- _EXERCISE_
Check each line of the listing below for the string "البارزة", and copy the ones that have it.

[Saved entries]

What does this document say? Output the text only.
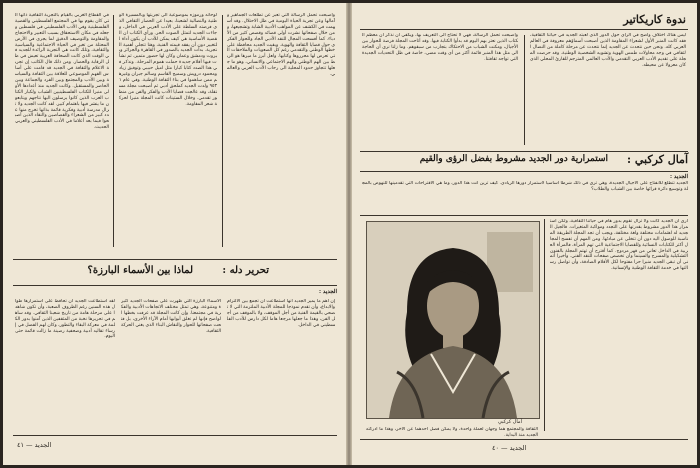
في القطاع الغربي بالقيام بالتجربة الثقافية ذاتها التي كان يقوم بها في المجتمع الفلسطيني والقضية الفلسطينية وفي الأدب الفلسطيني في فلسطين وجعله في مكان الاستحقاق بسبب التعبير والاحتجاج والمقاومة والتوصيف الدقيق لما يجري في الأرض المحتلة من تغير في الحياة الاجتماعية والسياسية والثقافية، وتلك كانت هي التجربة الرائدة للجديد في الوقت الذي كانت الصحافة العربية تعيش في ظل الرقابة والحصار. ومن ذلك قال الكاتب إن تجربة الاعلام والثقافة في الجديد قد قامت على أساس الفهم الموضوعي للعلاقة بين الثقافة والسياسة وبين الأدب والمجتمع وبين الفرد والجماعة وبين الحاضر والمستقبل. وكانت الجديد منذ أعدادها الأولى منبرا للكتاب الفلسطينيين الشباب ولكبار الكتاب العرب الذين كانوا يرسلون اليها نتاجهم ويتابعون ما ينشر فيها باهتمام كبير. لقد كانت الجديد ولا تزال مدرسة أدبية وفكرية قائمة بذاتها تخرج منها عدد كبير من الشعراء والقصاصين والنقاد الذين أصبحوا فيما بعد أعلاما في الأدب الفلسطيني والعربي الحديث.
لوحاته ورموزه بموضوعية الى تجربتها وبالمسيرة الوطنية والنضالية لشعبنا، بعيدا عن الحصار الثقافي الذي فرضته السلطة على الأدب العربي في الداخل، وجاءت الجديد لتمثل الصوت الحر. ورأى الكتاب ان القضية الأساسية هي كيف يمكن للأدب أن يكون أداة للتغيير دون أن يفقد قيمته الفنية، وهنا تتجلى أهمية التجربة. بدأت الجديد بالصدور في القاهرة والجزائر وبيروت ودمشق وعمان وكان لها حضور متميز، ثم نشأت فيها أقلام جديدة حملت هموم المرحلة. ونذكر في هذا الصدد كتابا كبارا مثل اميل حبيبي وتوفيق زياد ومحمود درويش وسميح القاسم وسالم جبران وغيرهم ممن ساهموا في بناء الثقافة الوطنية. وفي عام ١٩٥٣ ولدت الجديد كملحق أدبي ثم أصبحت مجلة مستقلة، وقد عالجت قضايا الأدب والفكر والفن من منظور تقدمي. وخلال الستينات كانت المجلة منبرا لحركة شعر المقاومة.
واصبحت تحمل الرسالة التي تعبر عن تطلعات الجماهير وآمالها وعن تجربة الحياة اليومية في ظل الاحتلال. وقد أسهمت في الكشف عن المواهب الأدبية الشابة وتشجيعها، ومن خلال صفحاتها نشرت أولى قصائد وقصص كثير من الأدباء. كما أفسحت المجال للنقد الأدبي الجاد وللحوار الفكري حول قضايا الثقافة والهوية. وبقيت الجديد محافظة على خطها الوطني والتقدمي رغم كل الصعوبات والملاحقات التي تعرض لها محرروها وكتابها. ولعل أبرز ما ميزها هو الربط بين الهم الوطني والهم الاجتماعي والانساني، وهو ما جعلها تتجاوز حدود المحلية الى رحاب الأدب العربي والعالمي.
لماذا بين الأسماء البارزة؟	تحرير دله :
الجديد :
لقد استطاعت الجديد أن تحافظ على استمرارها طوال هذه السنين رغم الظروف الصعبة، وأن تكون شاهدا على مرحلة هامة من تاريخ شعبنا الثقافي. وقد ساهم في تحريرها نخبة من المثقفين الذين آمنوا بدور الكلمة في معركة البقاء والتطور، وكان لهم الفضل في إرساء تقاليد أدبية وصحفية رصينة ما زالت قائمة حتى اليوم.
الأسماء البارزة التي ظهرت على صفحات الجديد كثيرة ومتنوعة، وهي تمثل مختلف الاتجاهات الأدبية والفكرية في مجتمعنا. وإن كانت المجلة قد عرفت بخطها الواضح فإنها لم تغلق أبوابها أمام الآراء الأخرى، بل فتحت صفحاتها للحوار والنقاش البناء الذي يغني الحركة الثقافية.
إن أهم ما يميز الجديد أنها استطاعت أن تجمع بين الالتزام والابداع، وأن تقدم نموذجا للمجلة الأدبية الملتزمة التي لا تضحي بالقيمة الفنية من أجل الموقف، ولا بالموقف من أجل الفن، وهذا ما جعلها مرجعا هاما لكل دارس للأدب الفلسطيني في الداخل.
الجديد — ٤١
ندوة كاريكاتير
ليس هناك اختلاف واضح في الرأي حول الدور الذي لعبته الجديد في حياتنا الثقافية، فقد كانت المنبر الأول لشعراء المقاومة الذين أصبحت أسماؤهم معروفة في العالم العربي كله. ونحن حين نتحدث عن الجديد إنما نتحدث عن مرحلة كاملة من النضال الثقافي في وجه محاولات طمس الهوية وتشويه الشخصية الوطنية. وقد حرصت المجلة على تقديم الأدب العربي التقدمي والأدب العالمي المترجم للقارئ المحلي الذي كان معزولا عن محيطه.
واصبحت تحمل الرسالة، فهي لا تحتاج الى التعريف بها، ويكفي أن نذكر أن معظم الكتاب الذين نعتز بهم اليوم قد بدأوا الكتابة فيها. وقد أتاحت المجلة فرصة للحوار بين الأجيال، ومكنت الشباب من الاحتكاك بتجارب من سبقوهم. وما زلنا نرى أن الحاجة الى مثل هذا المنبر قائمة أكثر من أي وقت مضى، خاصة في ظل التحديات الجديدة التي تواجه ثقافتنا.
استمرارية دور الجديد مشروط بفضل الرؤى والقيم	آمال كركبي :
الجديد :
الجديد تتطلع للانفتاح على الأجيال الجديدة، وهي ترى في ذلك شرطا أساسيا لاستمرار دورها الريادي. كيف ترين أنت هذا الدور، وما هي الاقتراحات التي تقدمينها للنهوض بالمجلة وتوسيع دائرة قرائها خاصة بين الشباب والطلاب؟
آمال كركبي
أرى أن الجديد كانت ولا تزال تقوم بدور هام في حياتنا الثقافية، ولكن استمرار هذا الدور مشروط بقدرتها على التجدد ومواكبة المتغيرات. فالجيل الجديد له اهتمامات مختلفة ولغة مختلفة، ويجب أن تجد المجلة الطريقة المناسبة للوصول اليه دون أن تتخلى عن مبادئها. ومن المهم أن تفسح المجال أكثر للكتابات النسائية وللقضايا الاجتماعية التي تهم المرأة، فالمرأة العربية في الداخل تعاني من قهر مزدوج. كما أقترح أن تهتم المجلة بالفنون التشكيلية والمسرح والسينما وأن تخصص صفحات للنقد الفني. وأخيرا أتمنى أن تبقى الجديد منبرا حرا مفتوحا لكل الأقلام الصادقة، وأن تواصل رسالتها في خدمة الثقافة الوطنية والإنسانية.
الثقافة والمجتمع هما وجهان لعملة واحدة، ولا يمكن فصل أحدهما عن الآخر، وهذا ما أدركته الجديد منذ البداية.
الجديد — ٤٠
...
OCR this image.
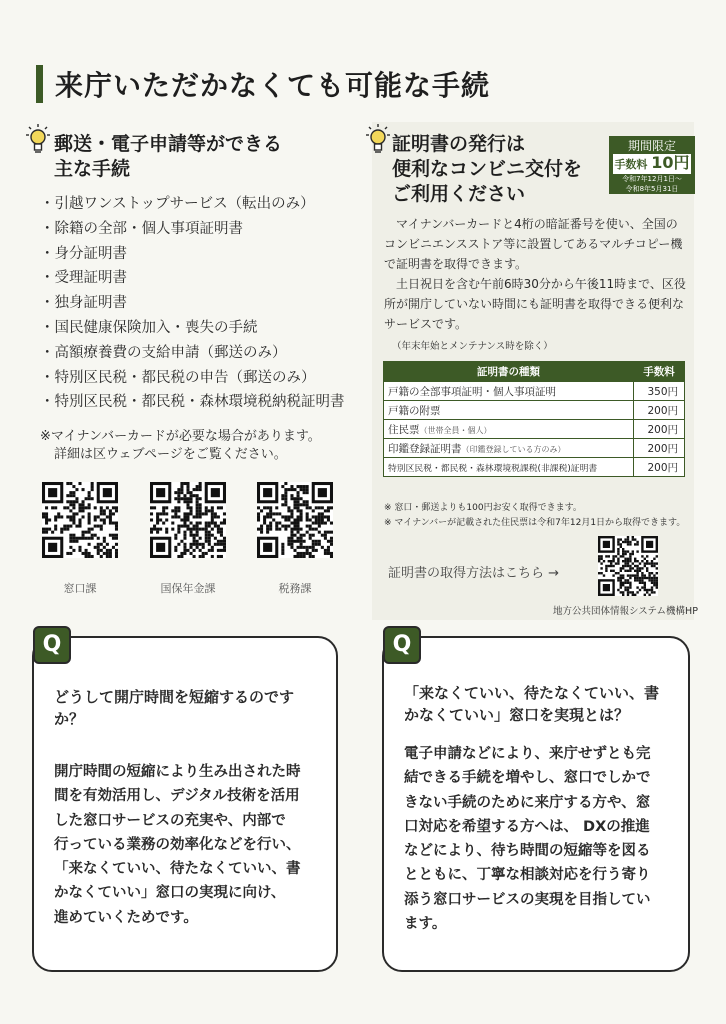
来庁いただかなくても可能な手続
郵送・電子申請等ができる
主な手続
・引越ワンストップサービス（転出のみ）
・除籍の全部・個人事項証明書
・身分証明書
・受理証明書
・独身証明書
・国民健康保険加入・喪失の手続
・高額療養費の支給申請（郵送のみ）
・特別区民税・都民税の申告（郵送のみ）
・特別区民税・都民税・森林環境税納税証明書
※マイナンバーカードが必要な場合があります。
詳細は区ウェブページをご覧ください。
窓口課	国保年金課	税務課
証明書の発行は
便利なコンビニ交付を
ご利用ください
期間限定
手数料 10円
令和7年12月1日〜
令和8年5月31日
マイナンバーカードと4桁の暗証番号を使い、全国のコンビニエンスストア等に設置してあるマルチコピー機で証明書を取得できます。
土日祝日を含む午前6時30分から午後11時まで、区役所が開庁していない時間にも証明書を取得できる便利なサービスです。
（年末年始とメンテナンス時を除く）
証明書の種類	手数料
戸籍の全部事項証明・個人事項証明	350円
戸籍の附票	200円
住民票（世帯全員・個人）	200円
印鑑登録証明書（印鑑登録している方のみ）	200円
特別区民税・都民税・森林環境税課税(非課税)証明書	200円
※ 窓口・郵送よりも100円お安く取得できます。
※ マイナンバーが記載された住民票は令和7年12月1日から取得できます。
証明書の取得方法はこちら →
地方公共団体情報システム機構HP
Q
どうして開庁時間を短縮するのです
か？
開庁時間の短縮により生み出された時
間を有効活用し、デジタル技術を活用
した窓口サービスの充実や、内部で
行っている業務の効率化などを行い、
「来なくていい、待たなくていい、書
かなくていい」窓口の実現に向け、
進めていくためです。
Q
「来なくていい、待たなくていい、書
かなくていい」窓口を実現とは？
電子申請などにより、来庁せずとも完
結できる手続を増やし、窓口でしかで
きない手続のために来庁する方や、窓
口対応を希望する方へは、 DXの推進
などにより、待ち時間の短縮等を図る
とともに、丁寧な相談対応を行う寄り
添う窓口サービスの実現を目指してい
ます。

- _COMPLETE OUTPUT_
لماذا بين الأسماء البارزة؟	تحرير دله :
الأسماء البارزة التي ظهرت على صفحات الجديد كثيرة ومتنوعة، وهي تمثل مختلف الاتجاهات الأدبية والفكرية في مجتمعنا. وإن كانت المجلة قد عرفت بخطها الواضح فإنها لم تغلق أبوابها أمام الآراء الأخرى، بل فتحت صفحاتها للحوار والنقاش البناء الذي يغني الحركة الثقافية.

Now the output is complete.